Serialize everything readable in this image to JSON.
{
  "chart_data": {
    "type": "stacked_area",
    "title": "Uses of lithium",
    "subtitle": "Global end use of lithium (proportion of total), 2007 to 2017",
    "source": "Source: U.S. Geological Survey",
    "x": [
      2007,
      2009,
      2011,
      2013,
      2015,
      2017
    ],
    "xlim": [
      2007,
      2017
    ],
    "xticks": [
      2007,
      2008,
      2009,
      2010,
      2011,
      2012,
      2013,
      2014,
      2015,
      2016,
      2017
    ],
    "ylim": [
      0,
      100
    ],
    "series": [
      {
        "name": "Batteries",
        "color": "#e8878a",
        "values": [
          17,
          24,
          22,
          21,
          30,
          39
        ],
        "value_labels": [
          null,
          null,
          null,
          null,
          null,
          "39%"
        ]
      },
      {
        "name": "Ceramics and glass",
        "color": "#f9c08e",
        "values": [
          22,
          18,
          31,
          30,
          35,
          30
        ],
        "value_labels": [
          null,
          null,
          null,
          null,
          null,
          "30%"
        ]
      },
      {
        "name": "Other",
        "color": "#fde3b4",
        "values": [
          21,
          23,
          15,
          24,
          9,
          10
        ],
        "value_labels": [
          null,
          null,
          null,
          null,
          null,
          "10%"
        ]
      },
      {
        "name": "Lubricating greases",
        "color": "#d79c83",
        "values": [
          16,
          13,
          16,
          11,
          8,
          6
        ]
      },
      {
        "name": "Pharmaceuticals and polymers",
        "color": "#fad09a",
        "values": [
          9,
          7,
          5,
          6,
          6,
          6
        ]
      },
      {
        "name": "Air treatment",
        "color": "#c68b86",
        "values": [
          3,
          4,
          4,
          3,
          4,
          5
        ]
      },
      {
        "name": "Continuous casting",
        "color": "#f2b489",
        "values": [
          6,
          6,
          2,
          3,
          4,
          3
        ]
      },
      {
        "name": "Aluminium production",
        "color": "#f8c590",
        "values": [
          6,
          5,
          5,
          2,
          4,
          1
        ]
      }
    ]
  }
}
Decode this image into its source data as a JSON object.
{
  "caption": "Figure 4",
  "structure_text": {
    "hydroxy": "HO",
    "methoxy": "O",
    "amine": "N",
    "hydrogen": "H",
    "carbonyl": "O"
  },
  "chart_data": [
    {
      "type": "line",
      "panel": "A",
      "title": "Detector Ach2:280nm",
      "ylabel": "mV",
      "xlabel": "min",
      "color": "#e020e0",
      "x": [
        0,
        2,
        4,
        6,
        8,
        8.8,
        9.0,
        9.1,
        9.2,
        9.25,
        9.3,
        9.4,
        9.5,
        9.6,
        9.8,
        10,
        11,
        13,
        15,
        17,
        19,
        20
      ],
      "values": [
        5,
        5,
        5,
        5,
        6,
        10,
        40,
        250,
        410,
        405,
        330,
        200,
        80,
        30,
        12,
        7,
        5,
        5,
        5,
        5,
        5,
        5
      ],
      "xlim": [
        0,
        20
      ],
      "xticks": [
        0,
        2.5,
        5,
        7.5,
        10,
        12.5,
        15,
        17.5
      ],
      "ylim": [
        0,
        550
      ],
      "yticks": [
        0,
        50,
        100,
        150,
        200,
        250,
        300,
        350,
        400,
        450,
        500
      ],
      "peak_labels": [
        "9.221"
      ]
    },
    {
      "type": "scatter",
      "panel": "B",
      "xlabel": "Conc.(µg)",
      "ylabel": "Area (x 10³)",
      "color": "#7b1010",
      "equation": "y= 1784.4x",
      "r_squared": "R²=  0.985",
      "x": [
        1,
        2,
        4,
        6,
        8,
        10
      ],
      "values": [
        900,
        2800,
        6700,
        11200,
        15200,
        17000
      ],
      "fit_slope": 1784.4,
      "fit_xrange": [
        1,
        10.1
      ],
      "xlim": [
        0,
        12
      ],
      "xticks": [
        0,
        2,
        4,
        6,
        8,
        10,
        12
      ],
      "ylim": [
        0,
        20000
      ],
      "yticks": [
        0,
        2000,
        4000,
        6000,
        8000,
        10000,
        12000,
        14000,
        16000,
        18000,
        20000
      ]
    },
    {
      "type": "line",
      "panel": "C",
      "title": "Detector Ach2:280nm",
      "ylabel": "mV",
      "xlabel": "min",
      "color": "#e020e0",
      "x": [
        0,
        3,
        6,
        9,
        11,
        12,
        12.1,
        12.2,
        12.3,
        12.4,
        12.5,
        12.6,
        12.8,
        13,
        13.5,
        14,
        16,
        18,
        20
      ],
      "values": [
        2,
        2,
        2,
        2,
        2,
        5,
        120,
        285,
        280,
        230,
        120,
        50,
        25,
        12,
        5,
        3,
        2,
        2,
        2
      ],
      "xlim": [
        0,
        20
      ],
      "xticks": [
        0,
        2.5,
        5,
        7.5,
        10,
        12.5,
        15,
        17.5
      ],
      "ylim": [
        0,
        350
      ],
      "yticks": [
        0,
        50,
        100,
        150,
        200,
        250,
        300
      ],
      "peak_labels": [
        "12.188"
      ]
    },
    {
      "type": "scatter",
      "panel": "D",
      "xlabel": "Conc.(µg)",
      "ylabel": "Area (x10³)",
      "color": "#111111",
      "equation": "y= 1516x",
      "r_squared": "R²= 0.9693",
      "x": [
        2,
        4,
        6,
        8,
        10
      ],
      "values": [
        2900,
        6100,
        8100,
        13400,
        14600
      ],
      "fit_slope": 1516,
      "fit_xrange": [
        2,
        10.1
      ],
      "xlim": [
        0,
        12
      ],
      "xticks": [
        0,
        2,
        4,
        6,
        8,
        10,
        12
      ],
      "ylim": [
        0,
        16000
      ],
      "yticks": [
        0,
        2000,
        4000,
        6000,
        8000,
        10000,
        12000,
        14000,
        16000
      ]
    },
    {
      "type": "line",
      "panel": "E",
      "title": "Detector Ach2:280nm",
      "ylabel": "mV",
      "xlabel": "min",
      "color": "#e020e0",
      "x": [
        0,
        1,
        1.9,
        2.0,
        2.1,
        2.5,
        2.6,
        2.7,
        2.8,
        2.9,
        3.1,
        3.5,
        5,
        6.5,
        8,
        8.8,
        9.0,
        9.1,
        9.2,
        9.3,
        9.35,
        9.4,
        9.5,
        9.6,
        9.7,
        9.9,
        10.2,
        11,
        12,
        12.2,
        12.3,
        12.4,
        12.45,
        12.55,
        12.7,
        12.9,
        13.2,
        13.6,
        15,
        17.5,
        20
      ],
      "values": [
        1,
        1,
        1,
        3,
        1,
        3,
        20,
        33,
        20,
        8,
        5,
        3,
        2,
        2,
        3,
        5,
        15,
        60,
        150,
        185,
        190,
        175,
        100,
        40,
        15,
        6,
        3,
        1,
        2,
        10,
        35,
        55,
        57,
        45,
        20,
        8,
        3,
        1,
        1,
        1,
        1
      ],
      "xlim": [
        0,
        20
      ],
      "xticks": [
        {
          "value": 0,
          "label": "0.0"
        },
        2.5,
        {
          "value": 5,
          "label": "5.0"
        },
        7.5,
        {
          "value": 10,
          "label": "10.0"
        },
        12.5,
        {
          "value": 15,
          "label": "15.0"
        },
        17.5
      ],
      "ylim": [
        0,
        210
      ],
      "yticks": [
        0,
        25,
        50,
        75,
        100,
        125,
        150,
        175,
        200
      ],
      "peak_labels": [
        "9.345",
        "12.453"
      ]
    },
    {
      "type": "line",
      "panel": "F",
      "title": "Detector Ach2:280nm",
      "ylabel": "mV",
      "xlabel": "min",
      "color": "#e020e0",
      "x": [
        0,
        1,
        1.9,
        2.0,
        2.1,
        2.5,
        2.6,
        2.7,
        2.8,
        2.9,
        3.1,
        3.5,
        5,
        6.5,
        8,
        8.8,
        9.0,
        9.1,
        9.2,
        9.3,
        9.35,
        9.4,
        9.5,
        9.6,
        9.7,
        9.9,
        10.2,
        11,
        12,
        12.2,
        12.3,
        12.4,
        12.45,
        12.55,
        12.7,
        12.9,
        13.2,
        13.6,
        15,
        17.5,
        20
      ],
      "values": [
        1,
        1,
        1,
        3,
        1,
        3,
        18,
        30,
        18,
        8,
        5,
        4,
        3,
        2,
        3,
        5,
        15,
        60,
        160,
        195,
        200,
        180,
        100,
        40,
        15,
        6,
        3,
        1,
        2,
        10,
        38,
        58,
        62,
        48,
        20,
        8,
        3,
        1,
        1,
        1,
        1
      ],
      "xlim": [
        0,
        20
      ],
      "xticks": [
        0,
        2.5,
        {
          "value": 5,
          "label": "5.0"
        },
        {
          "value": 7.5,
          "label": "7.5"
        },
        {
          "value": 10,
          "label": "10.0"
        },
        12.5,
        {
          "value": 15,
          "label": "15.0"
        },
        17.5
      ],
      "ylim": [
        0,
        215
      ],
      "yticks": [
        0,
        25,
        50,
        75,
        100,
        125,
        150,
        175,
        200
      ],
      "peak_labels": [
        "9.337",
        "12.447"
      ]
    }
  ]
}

********

» **Work to complete**
Look over the listing above. Pick out and copy every line that includes "name".

» **Solution for this exercise**
        "name": "Batteries",
        "name": "Ceramics and glass",
        "name": "Other",
        "name": "Lubricating greases",
        "name": "Pharmaceuticals and polymers",
        "name": "Air treatment",
        "name": "Continuous casting",
        "name": "Aluminium production",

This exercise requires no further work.